TO DO: Output the material beneath this task exactly, images excluded.

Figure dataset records
====
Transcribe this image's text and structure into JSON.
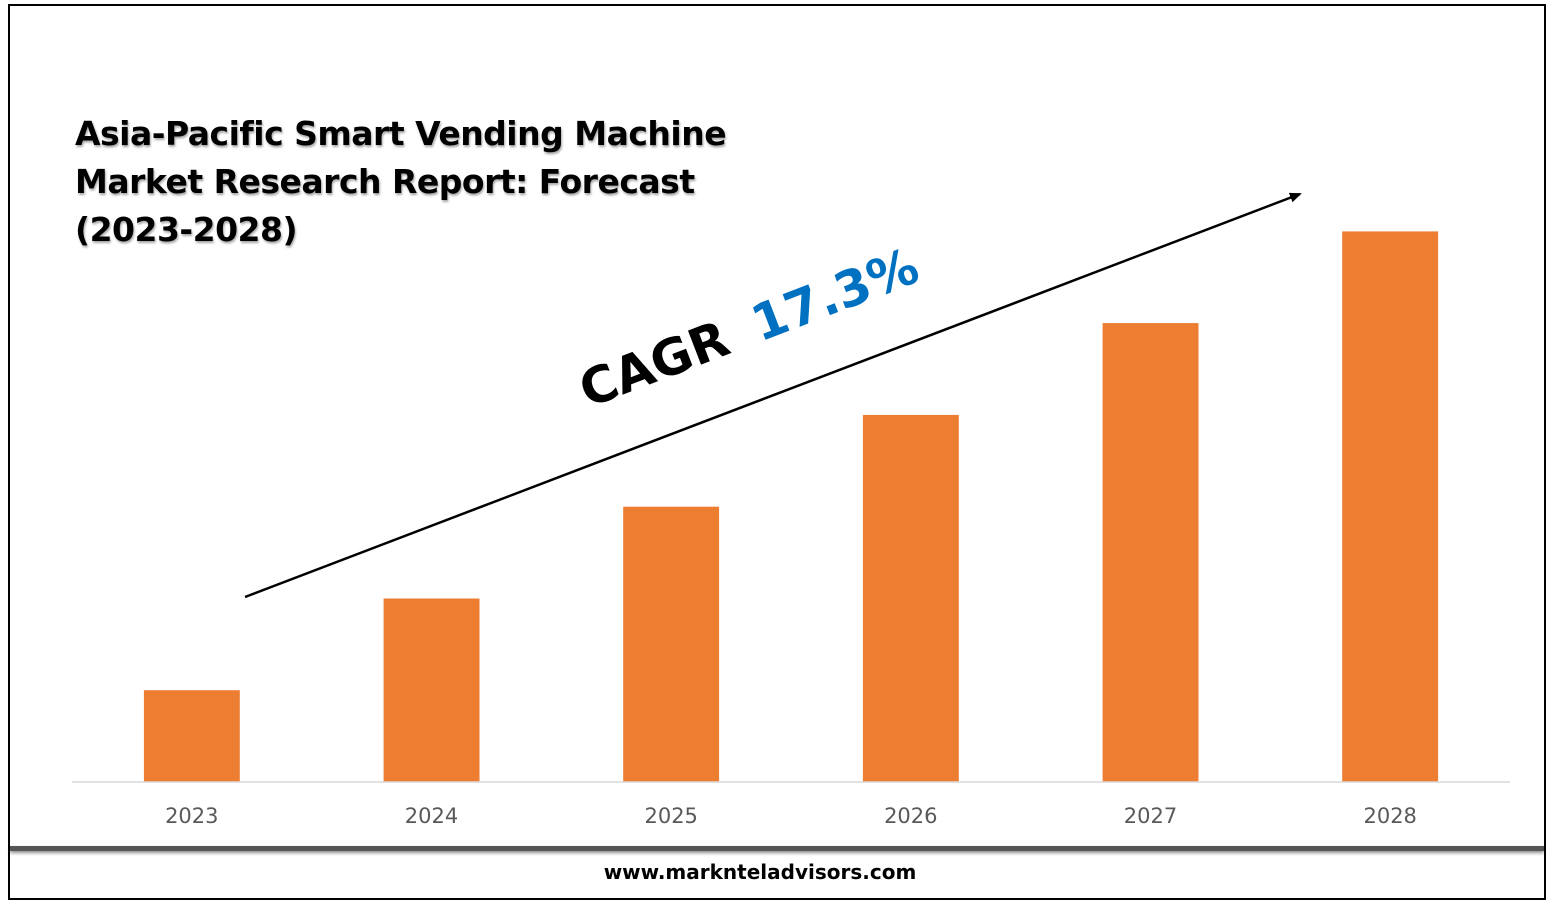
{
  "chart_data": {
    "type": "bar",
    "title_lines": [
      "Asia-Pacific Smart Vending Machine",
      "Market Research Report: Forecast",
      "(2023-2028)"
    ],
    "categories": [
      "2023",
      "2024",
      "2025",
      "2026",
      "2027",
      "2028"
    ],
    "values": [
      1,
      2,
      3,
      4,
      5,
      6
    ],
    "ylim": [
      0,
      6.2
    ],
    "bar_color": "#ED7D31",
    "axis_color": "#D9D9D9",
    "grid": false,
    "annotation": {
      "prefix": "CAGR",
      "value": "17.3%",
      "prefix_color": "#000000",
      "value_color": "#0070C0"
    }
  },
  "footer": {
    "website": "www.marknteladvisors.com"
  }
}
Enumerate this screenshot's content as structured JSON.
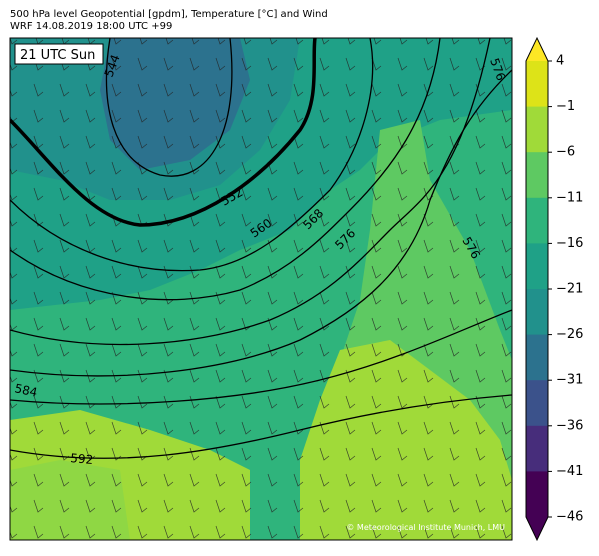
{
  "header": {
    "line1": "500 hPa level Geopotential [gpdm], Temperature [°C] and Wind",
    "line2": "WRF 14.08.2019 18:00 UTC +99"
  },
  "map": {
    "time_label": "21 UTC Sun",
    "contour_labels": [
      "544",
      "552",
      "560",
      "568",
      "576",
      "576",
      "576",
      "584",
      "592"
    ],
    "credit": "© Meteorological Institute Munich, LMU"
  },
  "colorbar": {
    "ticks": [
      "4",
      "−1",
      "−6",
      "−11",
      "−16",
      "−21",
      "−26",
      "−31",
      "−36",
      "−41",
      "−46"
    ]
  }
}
====
RESULT FOR THIS TASK:
Transcribe this image's text and structure into JSON.
{
  "chart_data": {
    "type": "bar",
    "title_lines": [
      "Asia-Pacific Smart Vending Machine",
      "Market Research Report: Forecast",
      "(2023-2028)"
    ],
    "categories": [
      "2023",
      "2024",
      "2025",
      "2026",
      "2027",
      "2028"
    ],
    "values": [
      1,
      2,
      3,
      4,
      5,
      6
    ],
    "ylim": [
      0,
      6.2
    ],
    "bar_color": "#ED7D31",
    "axis_color": "#D9D9D9",
    "grid": false,
    "annotation": {
      "prefix": "CAGR",
      "value": "17.3%",
      "prefix_color": "#000000",
      "value_color": "#0070C0"
    }
  },
  "footer": {
    "website": "www.marknteladvisors.com"
  }
}
Enumerate this screenshot's content as structured JSON.
{
  "header": {
    "line1": "500 hPa level Geopotential [gpdm], Temperature [°C] and Wind",
    "line2": "WRF 14.08.2019 18:00 UTC +99"
  },
  "map": {
    "time_label": "21 UTC Sun",
    "contour_labels": [
      "544",
      "552",
      "560",
      "568",
      "576",
      "576",
      "576",
      "584",
      "592"
    ],
    "credit": "© Meteorological Institute Munich, LMU"
  },
  "colorbar": {
    "ticks": [
      "4",
      "−1",
      "−6",
      "−11",
      "−16",
      "−21",
      "−26",
      "−31",
      "−36",
      "−41",
      "−46"
    ]
  }
}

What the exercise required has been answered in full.